===== Raw records

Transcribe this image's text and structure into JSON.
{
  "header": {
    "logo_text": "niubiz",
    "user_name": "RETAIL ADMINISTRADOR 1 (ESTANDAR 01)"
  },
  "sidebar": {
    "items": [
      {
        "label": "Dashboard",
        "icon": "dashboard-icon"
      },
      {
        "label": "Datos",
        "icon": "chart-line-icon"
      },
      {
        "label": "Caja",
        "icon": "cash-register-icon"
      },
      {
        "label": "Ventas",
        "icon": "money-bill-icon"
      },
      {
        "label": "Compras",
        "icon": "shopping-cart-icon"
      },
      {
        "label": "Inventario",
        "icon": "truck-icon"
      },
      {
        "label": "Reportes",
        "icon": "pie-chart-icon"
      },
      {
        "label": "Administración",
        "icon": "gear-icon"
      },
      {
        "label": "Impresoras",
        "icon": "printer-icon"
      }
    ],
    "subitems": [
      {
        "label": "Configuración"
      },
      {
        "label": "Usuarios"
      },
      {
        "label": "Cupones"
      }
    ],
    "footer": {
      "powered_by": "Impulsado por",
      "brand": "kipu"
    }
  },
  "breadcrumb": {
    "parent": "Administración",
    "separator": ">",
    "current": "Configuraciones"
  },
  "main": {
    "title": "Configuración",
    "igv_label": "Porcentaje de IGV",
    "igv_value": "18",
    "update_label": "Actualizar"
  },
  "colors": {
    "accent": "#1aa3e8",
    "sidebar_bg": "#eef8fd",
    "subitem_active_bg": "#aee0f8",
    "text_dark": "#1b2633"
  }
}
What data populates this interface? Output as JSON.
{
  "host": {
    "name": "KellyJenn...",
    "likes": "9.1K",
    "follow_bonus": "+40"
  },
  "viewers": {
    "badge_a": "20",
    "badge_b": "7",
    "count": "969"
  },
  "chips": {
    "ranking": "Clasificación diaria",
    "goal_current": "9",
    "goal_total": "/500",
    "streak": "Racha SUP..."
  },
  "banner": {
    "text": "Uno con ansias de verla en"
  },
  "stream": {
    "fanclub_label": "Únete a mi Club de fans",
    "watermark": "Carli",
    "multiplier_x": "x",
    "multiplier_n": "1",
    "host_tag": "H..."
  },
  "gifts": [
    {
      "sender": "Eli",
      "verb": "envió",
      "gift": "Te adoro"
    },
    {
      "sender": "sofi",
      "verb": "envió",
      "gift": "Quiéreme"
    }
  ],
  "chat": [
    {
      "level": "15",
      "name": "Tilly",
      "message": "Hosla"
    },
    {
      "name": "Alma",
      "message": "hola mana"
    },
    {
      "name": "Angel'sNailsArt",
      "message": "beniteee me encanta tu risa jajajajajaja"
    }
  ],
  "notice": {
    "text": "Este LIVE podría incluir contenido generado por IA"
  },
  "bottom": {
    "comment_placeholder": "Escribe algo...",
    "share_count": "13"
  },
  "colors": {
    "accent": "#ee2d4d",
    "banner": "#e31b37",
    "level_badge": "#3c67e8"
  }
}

==========

== Task details ==
Count the lines that hold the string "message", and reply with that number alone.

== Written response ==
3